* Exercise *
Copy each line that contains the word "this".

[Records from a collection]
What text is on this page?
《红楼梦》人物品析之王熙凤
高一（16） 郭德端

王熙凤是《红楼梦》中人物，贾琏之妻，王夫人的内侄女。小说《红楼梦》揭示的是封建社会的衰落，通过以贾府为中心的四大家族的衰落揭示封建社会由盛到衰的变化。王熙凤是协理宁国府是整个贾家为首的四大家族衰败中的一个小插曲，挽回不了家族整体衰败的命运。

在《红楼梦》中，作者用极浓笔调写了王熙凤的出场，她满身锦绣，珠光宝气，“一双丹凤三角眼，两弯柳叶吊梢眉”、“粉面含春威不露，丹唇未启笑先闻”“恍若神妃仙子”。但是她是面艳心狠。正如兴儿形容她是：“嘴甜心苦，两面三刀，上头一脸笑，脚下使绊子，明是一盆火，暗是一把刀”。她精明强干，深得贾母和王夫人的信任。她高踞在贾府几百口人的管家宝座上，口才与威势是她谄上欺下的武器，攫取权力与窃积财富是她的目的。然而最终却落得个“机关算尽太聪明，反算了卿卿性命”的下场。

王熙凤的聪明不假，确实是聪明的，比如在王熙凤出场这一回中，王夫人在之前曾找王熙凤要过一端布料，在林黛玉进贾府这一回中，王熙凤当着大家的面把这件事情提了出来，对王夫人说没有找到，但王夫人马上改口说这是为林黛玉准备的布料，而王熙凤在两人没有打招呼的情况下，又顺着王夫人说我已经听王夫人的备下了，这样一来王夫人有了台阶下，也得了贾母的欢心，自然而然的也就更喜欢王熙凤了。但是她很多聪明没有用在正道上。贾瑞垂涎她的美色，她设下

...

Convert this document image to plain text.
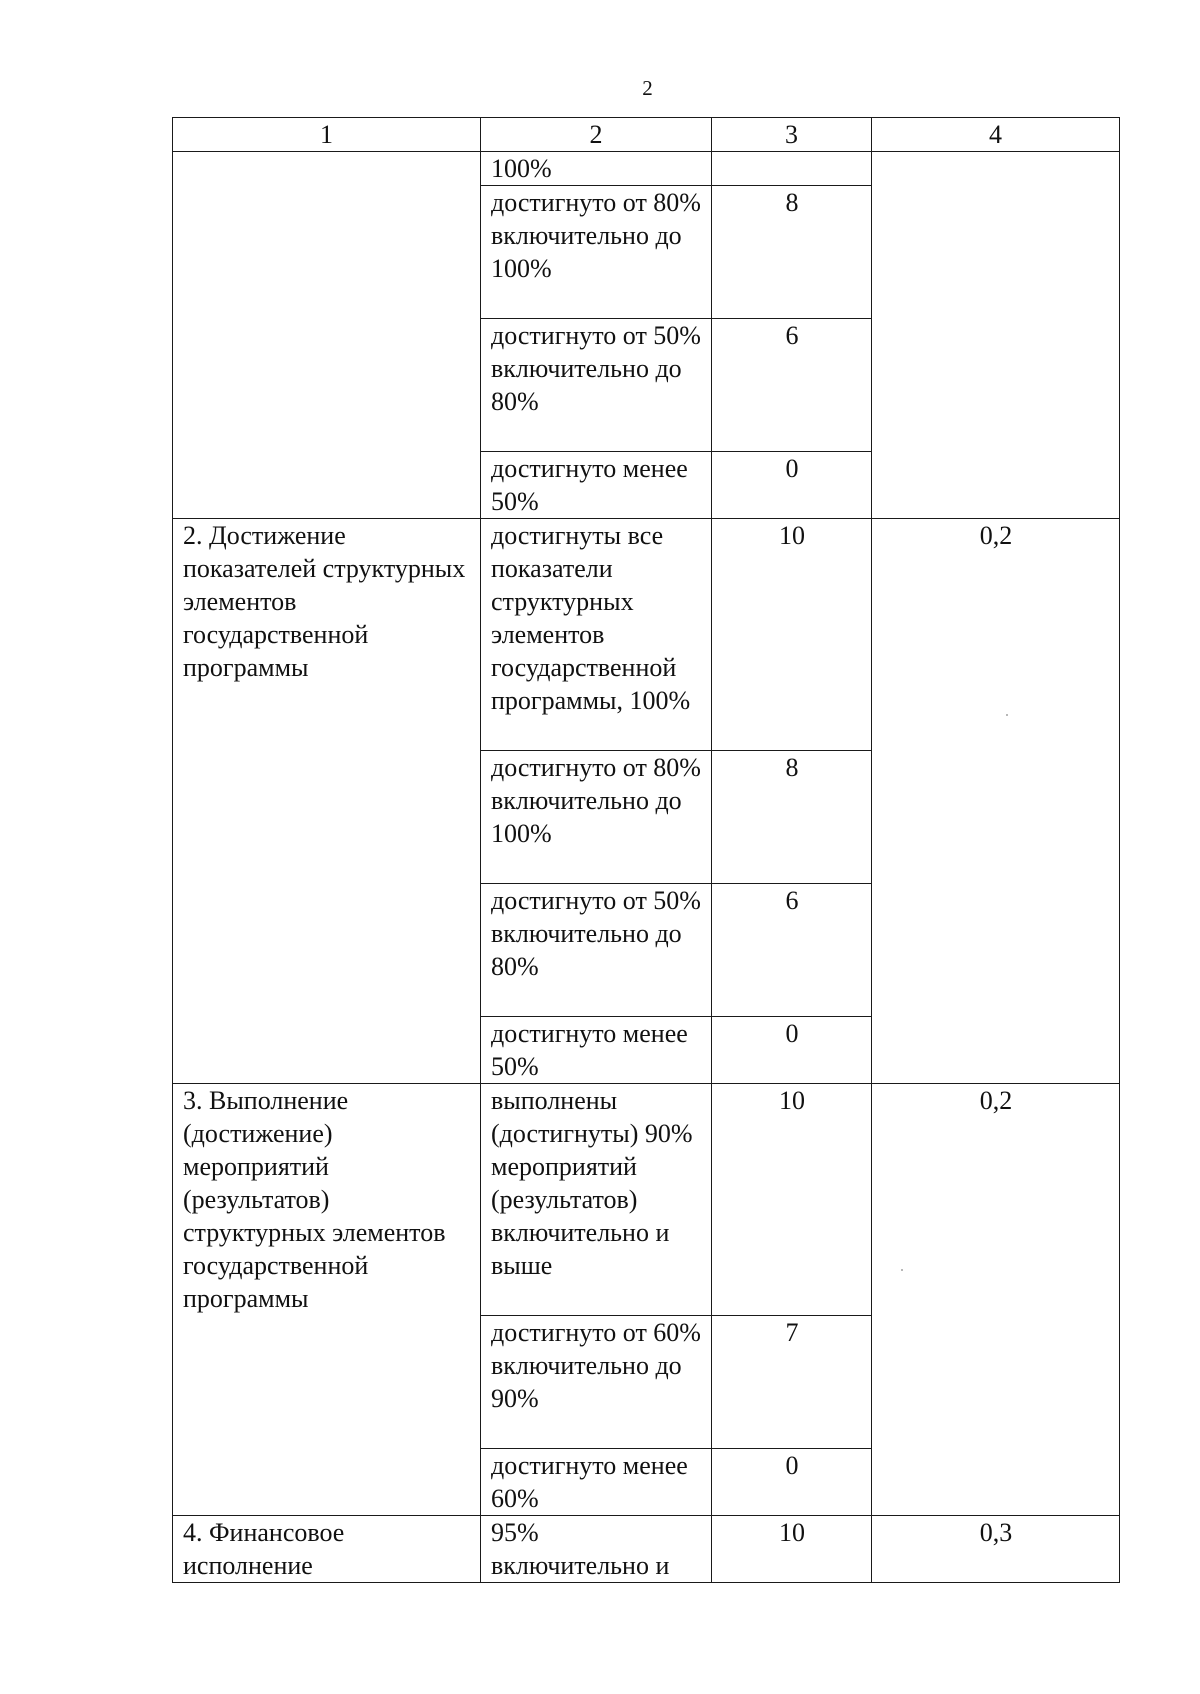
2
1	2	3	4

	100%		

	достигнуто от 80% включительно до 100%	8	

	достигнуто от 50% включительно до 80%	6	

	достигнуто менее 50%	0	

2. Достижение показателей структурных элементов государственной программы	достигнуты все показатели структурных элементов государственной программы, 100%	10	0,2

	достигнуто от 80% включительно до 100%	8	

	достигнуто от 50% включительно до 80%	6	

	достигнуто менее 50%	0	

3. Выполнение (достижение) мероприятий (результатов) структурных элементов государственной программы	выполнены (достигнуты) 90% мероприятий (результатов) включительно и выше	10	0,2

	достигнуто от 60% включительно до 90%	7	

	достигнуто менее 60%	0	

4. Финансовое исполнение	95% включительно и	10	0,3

* Written solution *
What text is on this page?
Convert this document image to plain text.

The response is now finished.